-- Start of PROVIDED RECORDS --

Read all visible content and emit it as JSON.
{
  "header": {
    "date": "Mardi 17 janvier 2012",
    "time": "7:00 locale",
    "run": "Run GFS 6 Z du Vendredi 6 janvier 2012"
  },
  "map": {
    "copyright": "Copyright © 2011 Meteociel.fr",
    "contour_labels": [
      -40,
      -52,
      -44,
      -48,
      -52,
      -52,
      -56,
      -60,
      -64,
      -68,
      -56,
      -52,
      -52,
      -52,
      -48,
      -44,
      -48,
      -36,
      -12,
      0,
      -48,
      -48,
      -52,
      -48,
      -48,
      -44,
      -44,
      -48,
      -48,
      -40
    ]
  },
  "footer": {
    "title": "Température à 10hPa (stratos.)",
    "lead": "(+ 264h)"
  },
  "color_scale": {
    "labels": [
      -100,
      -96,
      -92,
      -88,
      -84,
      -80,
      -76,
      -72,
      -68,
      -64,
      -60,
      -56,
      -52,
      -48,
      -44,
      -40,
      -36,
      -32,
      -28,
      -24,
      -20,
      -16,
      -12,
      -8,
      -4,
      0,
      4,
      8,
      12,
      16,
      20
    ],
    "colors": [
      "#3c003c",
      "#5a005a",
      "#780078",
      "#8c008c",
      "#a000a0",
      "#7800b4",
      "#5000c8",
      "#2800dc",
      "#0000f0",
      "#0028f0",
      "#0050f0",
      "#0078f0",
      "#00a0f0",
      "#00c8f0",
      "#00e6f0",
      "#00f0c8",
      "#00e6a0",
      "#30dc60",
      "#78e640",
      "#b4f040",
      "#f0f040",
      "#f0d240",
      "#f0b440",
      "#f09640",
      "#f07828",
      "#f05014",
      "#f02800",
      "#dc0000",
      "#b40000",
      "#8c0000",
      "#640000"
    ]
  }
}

-- End of PROVIDED RECORDS --

# DESCRIPTION OF THE TASK
From the listing, copy every line where the string "janvier" appears.

# RESPONSE TO THE TASK
    "date": "Mardi 17 janvier 2012",
    "run": "Run GFS 6 Z du Vendredi 6 janvier 2012"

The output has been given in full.